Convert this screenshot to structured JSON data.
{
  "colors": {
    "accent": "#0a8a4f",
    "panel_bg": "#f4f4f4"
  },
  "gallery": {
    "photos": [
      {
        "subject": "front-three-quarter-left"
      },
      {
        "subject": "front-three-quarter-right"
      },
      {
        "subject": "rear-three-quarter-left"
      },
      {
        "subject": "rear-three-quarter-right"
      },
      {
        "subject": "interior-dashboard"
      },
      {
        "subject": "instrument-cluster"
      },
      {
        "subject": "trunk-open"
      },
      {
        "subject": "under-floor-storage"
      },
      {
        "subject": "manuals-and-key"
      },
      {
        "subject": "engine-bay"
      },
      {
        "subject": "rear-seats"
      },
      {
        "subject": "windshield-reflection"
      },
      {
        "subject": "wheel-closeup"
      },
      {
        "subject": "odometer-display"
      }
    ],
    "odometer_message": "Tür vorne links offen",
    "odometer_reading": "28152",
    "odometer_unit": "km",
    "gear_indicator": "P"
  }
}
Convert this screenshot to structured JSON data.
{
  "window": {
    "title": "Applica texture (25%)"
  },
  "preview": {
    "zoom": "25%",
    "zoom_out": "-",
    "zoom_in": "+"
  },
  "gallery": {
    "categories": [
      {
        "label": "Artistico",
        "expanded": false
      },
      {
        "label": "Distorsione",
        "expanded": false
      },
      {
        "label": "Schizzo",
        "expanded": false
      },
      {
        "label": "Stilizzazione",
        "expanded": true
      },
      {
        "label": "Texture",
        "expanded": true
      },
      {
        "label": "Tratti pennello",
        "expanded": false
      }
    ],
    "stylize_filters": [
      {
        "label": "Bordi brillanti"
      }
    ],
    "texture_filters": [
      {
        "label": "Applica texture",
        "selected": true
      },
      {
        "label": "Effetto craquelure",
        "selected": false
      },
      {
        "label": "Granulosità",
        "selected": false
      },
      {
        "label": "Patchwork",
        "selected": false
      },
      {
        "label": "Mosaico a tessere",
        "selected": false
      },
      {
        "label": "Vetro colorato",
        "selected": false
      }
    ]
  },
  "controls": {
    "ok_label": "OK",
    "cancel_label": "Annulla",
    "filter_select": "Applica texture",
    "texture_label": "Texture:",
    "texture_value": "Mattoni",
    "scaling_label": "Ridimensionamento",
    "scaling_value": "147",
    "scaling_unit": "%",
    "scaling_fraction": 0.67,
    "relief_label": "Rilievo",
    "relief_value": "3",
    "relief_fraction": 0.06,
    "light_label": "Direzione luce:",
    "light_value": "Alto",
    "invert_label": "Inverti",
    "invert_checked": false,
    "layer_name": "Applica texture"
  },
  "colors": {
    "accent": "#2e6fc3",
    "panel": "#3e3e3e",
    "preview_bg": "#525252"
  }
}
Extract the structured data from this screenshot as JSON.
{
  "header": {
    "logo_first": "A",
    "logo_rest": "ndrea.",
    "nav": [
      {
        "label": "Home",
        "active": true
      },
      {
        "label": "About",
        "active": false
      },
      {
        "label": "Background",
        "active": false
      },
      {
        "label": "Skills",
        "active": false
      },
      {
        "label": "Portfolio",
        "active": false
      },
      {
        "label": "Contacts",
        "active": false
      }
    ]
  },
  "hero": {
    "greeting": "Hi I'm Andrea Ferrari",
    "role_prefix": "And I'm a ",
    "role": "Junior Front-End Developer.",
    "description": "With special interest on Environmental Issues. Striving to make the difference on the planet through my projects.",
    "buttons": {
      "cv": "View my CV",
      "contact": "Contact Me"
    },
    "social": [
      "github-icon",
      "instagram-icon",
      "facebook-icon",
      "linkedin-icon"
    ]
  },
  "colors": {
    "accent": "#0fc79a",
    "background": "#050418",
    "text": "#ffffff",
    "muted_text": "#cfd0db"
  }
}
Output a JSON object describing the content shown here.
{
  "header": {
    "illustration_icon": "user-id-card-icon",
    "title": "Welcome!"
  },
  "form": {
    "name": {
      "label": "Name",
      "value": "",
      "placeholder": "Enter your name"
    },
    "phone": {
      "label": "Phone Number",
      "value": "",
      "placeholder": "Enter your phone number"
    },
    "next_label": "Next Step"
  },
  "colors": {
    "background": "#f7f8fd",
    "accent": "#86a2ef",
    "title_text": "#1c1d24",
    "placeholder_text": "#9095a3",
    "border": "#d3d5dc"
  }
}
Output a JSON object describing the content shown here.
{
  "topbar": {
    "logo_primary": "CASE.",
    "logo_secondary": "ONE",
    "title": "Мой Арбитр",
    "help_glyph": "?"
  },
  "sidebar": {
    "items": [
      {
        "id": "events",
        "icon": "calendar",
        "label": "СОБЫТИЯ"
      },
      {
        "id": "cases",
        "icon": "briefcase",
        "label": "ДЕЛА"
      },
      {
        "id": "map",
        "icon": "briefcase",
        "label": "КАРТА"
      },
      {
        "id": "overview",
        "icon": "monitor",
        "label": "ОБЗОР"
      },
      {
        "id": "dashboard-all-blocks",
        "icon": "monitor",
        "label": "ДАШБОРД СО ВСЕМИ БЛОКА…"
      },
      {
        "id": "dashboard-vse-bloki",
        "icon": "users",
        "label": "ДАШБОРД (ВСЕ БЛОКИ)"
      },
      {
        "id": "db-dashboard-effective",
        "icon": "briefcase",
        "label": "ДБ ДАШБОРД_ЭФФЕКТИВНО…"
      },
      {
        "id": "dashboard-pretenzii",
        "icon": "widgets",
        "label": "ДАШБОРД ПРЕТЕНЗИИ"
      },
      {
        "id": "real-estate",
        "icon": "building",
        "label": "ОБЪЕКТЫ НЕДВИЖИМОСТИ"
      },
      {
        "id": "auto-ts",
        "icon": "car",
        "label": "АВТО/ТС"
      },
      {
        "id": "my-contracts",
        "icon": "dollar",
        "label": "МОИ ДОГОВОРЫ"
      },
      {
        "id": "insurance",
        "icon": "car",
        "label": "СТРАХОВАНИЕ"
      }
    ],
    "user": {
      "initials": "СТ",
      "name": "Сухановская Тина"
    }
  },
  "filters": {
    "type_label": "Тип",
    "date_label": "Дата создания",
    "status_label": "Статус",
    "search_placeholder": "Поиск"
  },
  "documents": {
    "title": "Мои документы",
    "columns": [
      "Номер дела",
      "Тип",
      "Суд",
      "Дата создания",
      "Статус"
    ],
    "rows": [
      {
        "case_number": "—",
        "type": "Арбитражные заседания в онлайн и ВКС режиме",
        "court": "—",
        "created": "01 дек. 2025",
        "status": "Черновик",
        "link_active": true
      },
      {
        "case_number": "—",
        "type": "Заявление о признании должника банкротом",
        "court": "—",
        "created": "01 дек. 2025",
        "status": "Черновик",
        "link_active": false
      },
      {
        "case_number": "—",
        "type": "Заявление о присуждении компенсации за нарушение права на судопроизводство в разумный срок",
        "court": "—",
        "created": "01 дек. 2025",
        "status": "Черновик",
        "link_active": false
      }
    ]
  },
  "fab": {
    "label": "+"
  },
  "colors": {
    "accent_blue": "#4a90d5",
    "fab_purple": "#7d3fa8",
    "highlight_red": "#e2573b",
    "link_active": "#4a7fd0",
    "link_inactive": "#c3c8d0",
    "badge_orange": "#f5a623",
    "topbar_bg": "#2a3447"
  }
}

--

**SHORT TASK:** Set down the listing above in full, please, exactly as it appears.

**WRITTEN RESPONSE:**
Convert this screenshot to structured JSON data.
{
  "colors": {
    "accent": "#0a8a4f",
    "panel_bg": "#f4f4f4"
  },
  "gallery": {
    "photos": [
      {
        "subject": "front-three-quarter-left"
      },
      {
        "subject": "front-three-quarter-right"
      },
      {
        "subject": "rear-three-quarter-left"
      },
      {
        "subject": "rear-three-quarter-right"
      },
      {
        "subject": "interior-dashboard"
      },
      {
        "subject": "instrument-cluster"
      },
      {
        "subject": "trunk-open"
      },
      {
        "subject": "under-floor-storage"
      },
      {
        "subject": "manuals-and-key"
      },
      {
        "subject": "engine-bay"
      },
      {
        "subject": "rear-seats"
      },
      {
        "subject": "windshield-reflection"
      },
      {
        "subject": "wheel-closeup"
      },
      {
        "subject": "odometer-display"
      }
    ],
    "odometer_message": "Tür vorne links offen",
    "odometer_reading": "28152",
    "odometer_unit": "km",
    "gear_indicator": "P"
  }
}
Convert this screenshot to structured JSON data.
{
  "window": {
    "title": "Applica texture (25%)"
  },
  "preview": {
    "zoom": "25%",
    "zoom_out": "-",
    "zoom_in": "+"
  },
  "gallery": {
    "categories": [
      {
        "label": "Artistico",
        "expanded": false
      },
      {
        "label": "Distorsione",
        "expanded": false
      },
      {
        "label": "Schizzo",
        "expanded": false
      },
      {
        "label": "Stilizzazione",
        "expanded": true
      },
      {
        "label": "Texture",
        "expanded": true
      },
      {
        "label": "Tratti pennello",
        "expanded": false
      }
    ],
    "stylize_filters": [
      {
        "label": "Bordi brillanti"
      }
    ],
    "texture_filters": [
      {
        "label": "Applica texture",
        "selected": true
      },
      {
        "label": "Effetto craquelure",
        "selected": false
      },
      {
        "label": "Granulosità",
        "selected": false
      },
      {
        "label": "Patchwork",
        "selected": false
      },
      {
        "label": "Mosaico a tessere",
        "selected": false
      },
      {
        "label": "Vetro colorato",
        "selected": false
      }
    ]
  },
  "controls": {
    "ok_label": "OK",
    "cancel_label": "Annulla",
    "filter_select": "Applica texture",
    "texture_label": "Texture:",
    "texture_value": "Mattoni",
    "scaling_label": "Ridimensionamento",
    "scaling_value": "147",
    "scaling_unit": "%",
    "scaling_fraction": 0.67,
    "relief_label": "Rilievo",
    "relief_value": "3",
    "relief_fraction": 0.06,
    "light_label": "Direzione luce:",
    "light_value": "Alto",
    "invert_label": "Inverti",
    "invert_checked": false,
    "layer_name": "Applica texture"
  },
  "colors": {
    "accent": "#2e6fc3",
    "panel": "#3e3e3e",
    "preview_bg": "#525252"
  }
}
Extract the structured data from this screenshot as JSON.
{
  "header": {
    "logo_first": "A",
    "logo_rest": "ndrea.",
    "nav": [
      {
        "label": "Home",
        "active": true
      },
      {
        "label": "About",
        "active": false
      },
      {
        "label": "Background",
        "active": false
      },
      {
        "label": "Skills",
        "active": false
      },
      {
        "label": "Portfolio",
        "active": false
      },
      {
        "label": "Contacts",
        "active": false
      }
    ]
  },
  "hero": {
    "greeting": "Hi I'm Andrea Ferrari",
    "role_prefix": "And I'm a ",
    "role": "Junior Front-End Developer.",
    "description": "With special interest on Environmental Issues. Striving to make the difference on the planet through my projects.",
    "buttons": {
      "cv": "View my CV",
      "contact": "Contact Me"
    },
    "social": [
      "github-icon",
      "instagram-icon",
      "facebook-icon",
      "linkedin-icon"
    ]
  },
  "colors": {
    "accent": "#0fc79a",
    "background": "#050418",
    "text": "#ffffff",
    "muted_text": "#cfd0db"
  }
}
Output a JSON object describing the content shown here.
{
  "header": {
    "illustration_icon": "user-id-card-icon",
    "title": "Welcome!"
  },
  "form": {
    "name": {
      "label": "Name",
      "value": "",
      "placeholder": "Enter your name"
    },
    "phone": {
      "label": "Phone Number",
      "value": "",
      "placeholder": "Enter your phone number"
    },
    "next_label": "Next Step"
  },
  "colors": {
    "background": "#f7f8fd",
    "accent": "#86a2ef",
    "title_text": "#1c1d24",
    "placeholder_text": "#9095a3",
    "border": "#d3d5dc"
  }
}
Output a JSON object describing the content shown here.
{
  "topbar": {
    "logo_primary": "CASE.",
    "logo_secondary": "ONE",
    "title": "Мой Арбитр",
    "help_glyph": "?"
  },
  "sidebar": {
    "items": [
      {
        "id": "events",
        "icon": "calendar",
        "label": "СОБЫТИЯ"
      },
      {
        "id": "cases",
        "icon": "briefcase",
        "label": "ДЕЛА"
      },
      {
        "id": "map",
        "icon": "briefcase",
        "label": "КАРТА"
      },
      {
        "id": "overview",
        "icon": "monitor",
        "label": "ОБЗОР"
      },
      {
        "id": "dashboard-all-blocks",
        "icon": "monitor",
        "label": "ДАШБОРД СО ВСЕМИ БЛОКА…"
      },
      {
        "id": "dashboard-vse-bloki",
        "icon": "users",
        "label": "ДАШБОРД (ВСЕ БЛОКИ)"
      },
      {
        "id": "db-dashboard-effective",
        "icon": "briefcase",
        "label": "ДБ ДАШБОРД_ЭФФЕКТИВНО…"
      },
      {
        "id": "dashboard-pretenzii",
        "icon": "widgets",
        "label": "ДАШБОРД ПРЕТЕНЗИИ"
      },
      {
        "id": "real-estate",
        "icon": "building",
        "label": "ОБЪЕКТЫ НЕДВИЖИМОСТИ"
      },
      {
        "id": "auto-ts",
        "icon": "car",
        "label": "АВТО/ТС"
      },
      {
        "id": "my-contracts",
        "icon": "dollar",
        "label": "МОИ ДОГОВОРЫ"
      },
      {
        "id": "insurance",
        "icon": "car",
        "label": "СТРАХОВАНИЕ"
      }
    ],
    "user": {
      "initials": "СТ",
      "name": "Сухановская Тина"
    }
  },
  "filters": {
    "type_label": "Тип",
    "date_label": "Дата создания",
    "status_label": "Статус",
    "search_placeholder": "Поиск"
  },
  "documents": {
    "title": "Мои документы",
    "columns": [
      "Номер дела",
      "Тип",
      "Суд",
      "Дата создания",
      "Статус"
    ],
    "rows": [
      {
        "case_number": "—",
        "type": "Арбитражные заседания в онлайн и ВКС режиме",
        "court": "—",
        "created": "01 дек. 2025",
        "status": "Черновик",
        "link_active": true
      },
      {
        "case_number": "—",
        "type": "Заявление о признании должника банкротом",
        "court": "—",
        "created": "01 дек. 2025",
        "status": "Черновик",
        "link_active": false
      },
      {
        "case_number": "—",
        "type": "Заявление о присуждении компенсации за нарушение права на судопроизводство в разумный срок",
        "court": "—",
        "created": "01 дек. 2025",
        "status": "Черновик",
        "link_active": false
      }
    ]
  },
  "fab": {
    "label": "+"
  },
  "colors": {
    "accent_blue": "#4a90d5",
    "fab_purple": "#7d3fa8",
    "highlight_red": "#e2573b",
    "link_active": "#4a7fd0",
    "link_inactive": "#c3c8d0",
    "badge_orange": "#f5a623",
    "topbar_bg": "#2a3447"
  }
}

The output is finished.